# start of GIVEN ENTRIES

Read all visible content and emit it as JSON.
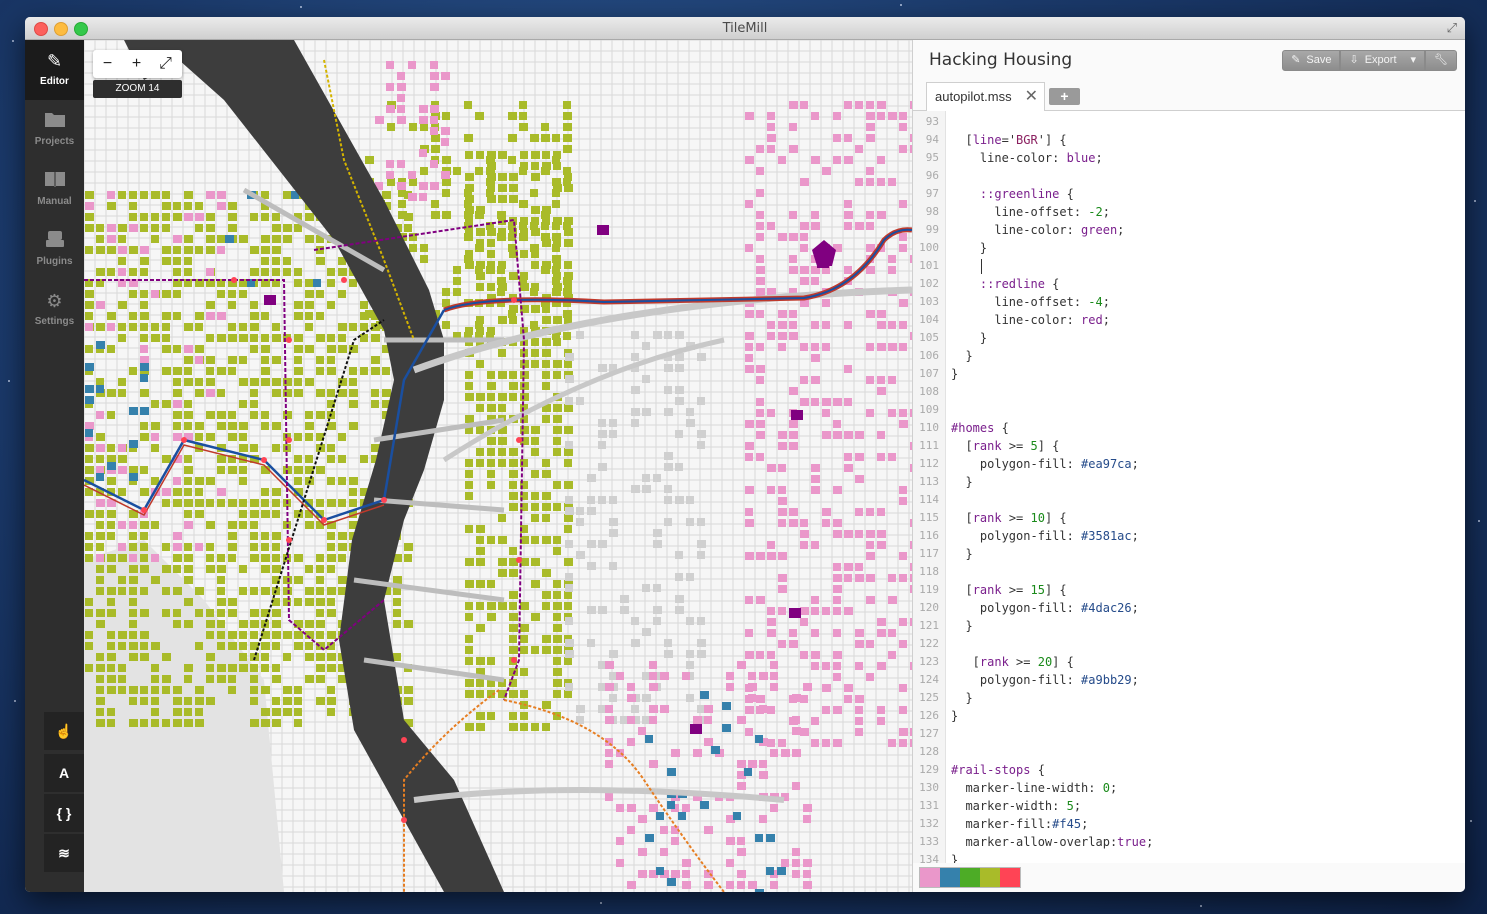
{
  "window": {
    "title": "TileMill"
  },
  "sidebar": {
    "items": [
      {
        "label": "Editor",
        "icon": "pencil-icon",
        "active": true
      },
      {
        "label": "Projects",
        "icon": "folder-icon",
        "active": false
      },
      {
        "label": "Manual",
        "icon": "book-icon",
        "active": false
      },
      {
        "label": "Plugins",
        "icon": "plugins-icon",
        "active": false
      },
      {
        "label": "Settings",
        "icon": "gear-icon",
        "active": false
      }
    ],
    "tools": [
      {
        "name": "pan-tool",
        "glyph": "☝"
      },
      {
        "name": "text-tool",
        "glyph": "A"
      },
      {
        "name": "code-tool",
        "glyph": "{ }"
      },
      {
        "name": "layers-tool",
        "glyph": "≋"
      }
    ]
  },
  "map": {
    "zoom_out": "−",
    "zoom_in": "+",
    "fullscreen": "⤢",
    "zoom_label": "ZOOM 14"
  },
  "editor": {
    "project_title": "Hacking Housing",
    "toolbar": {
      "save": "Save",
      "export": "Export"
    },
    "tab": {
      "name": "autopilot.mss",
      "close": "✕",
      "add": "+"
    },
    "lines": [
      {
        "n": "93",
        "t": ""
      },
      {
        "n": "94",
        "t": "  [line='BGR'] {"
      },
      {
        "n": "95",
        "t": "    line-color: blue;"
      },
      {
        "n": "96",
        "t": ""
      },
      {
        "n": "97",
        "t": "    ::greenline {"
      },
      {
        "n": "98",
        "t": "      line-offset: -2;"
      },
      {
        "n": "99",
        "t": "      line-color: green;"
      },
      {
        "n": "100",
        "t": "    }"
      },
      {
        "n": "101",
        "t": ""
      },
      {
        "n": "102",
        "t": "    ::redline {"
      },
      {
        "n": "103",
        "t": "      line-offset: -4;"
      },
      {
        "n": "104",
        "t": "      line-color: red;"
      },
      {
        "n": "105",
        "t": "    }"
      },
      {
        "n": "106",
        "t": "  }"
      },
      {
        "n": "107",
        "t": "}"
      },
      {
        "n": "108",
        "t": ""
      },
      {
        "n": "109",
        "t": ""
      },
      {
        "n": "110",
        "t": "#homes {"
      },
      {
        "n": "111",
        "t": "  [rank >= 5] {"
      },
      {
        "n": "112",
        "t": "    polygon-fill: #ea97ca;"
      },
      {
        "n": "113",
        "t": "  }"
      },
      {
        "n": "114",
        "t": ""
      },
      {
        "n": "115",
        "t": "  [rank >= 10] {"
      },
      {
        "n": "116",
        "t": "    polygon-fill: #3581ac;"
      },
      {
        "n": "117",
        "t": "  }"
      },
      {
        "n": "118",
        "t": ""
      },
      {
        "n": "119",
        "t": "  [rank >= 15] {"
      },
      {
        "n": "120",
        "t": "    polygon-fill: #4dac26;"
      },
      {
        "n": "121",
        "t": "  }"
      },
      {
        "n": "122",
        "t": ""
      },
      {
        "n": "123",
        "t": "   [rank >= 20] {"
      },
      {
        "n": "124",
        "t": "    polygon-fill: #a9bb29;"
      },
      {
        "n": "125",
        "t": "  }"
      },
      {
        "n": "126",
        "t": "}"
      },
      {
        "n": "127",
        "t": ""
      },
      {
        "n": "128",
        "t": ""
      },
      {
        "n": "129",
        "t": "#rail-stops {"
      },
      {
        "n": "130",
        "t": "  marker-line-width: 0;"
      },
      {
        "n": "131",
        "t": "  marker-width: 5;"
      },
      {
        "n": "132",
        "t": "  marker-fill:#f45;"
      },
      {
        "n": "133",
        "t": "  marker-allow-overlap:true;"
      },
      {
        "n": "134",
        "t": "}"
      }
    ],
    "swatches": [
      "#ea97ca",
      "#3581ac",
      "#4dac26",
      "#a9bb29",
      "#ff4455"
    ]
  },
  "colors": {
    "homes_pink": "#ea97ca",
    "homes_blue": "#3581ac",
    "homes_green": "#4dac26",
    "homes_olive": "#a9bb29",
    "river": "#3d3d3d",
    "purple": "#800080"
  }
}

# end of GIVEN ENTRIES

◆ **AIM OF THE EXERCISE**: Restate each of the entries above word for word and skip every image.

◆ **FINISHED TASK**:
Read all visible content and emit it as JSON.
{
  "window": {
    "title": "TileMill"
  },
  "sidebar": {
    "items": [
      {
        "label": "Editor",
        "icon": "pencil-icon",
        "active": true
      },
      {
        "label": "Projects",
        "icon": "folder-icon",
        "active": false
      },
      {
        "label": "Manual",
        "icon": "book-icon",
        "active": false
      },
      {
        "label": "Plugins",
        "icon": "plugins-icon",
        "active": false
      },
      {
        "label": "Settings",
        "icon": "gear-icon",
        "active": false
      }
    ],
    "tools": [
      {
        "name": "pan-tool",
        "glyph": "☝"
      },
      {
        "name": "text-tool",
        "glyph": "A"
      },
      {
        "name": "code-tool",
        "glyph": "{ }"
      },
      {
        "name": "layers-tool",
        "glyph": "≋"
      }
    ]
  },
  "map": {
    "zoom_out": "−",
    "zoom_in": "+",
    "fullscreen": "⤢",
    "zoom_label": "ZOOM 14"
  },
  "editor": {
    "project_title": "Hacking Housing",
    "toolbar": {
      "save": "Save",
      "export": "Export"
    },
    "tab": {
      "name": "autopilot.mss",
      "close": "✕",
      "add": "+"
    },
    "lines": [
      {
        "n": "93",
        "t": ""
      },
      {
        "n": "94",
        "t": "  [line='BGR'] {"
      },
      {
        "n": "95",
        "t": "    line-color: blue;"
      },
      {
        "n": "96",
        "t": ""
      },
      {
        "n": "97",
        "t": "    ::greenline {"
      },
      {
        "n": "98",
        "t": "      line-offset: -2;"
      },
      {
        "n": "99",
        "t": "      line-color: green;"
      },
      {
        "n": "100",
        "t": "    }"
      },
      {
        "n": "101",
        "t": ""
      },
      {
        "n": "102",
        "t": "    ::redline {"
      },
      {
        "n": "103",
        "t": "      line-offset: -4;"
      },
      {
        "n": "104",
        "t": "      line-color: red;"
      },
      {
        "n": "105",
        "t": "    }"
      },
      {
        "n": "106",
        "t": "  }"
      },
      {
        "n": "107",
        "t": "}"
      },
      {
        "n": "108",
        "t": ""
      },
      {
        "n": "109",
        "t": ""
      },
      {
        "n": "110",
        "t": "#homes {"
      },
      {
        "n": "111",
        "t": "  [rank >= 5] {"
      },
      {
        "n": "112",
        "t": "    polygon-fill: #ea97ca;"
      },
      {
        "n": "113",
        "t": "  }"
      },
      {
        "n": "114",
        "t": ""
      },
      {
        "n": "115",
        "t": "  [rank >= 10] {"
      },
      {
        "n": "116",
        "t": "    polygon-fill: #3581ac;"
      },
      {
        "n": "117",
        "t": "  }"
      },
      {
        "n": "118",
        "t": ""
      },
      {
        "n": "119",
        "t": "  [rank >= 15] {"
      },
      {
        "n": "120",
        "t": "    polygon-fill: #4dac26;"
      },
      {
        "n": "121",
        "t": "  }"
      },
      {
        "n": "122",
        "t": ""
      },
      {
        "n": "123",
        "t": "   [rank >= 20] {"
      },
      {
        "n": "124",
        "t": "    polygon-fill: #a9bb29;"
      },
      {
        "n": "125",
        "t": "  }"
      },
      {
        "n": "126",
        "t": "}"
      },
      {
        "n": "127",
        "t": ""
      },
      {
        "n": "128",
        "t": ""
      },
      {
        "n": "129",
        "t": "#rail-stops {"
      },
      {
        "n": "130",
        "t": "  marker-line-width: 0;"
      },
      {
        "n": "131",
        "t": "  marker-width: 5;"
      },
      {
        "n": "132",
        "t": "  marker-fill:#f45;"
      },
      {
        "n": "133",
        "t": "  marker-allow-overlap:true;"
      },
      {
        "n": "134",
        "t": "}"
      }
    ],
    "swatches": [
      "#ea97ca",
      "#3581ac",
      "#4dac26",
      "#a9bb29",
      "#ff4455"
    ]
  },
  "colors": {
    "homes_pink": "#ea97ca",
    "homes_blue": "#3581ac",
    "homes_green": "#4dac26",
    "homes_olive": "#a9bb29",
    "river": "#3d3d3d",
    "purple": "#800080"
  }
}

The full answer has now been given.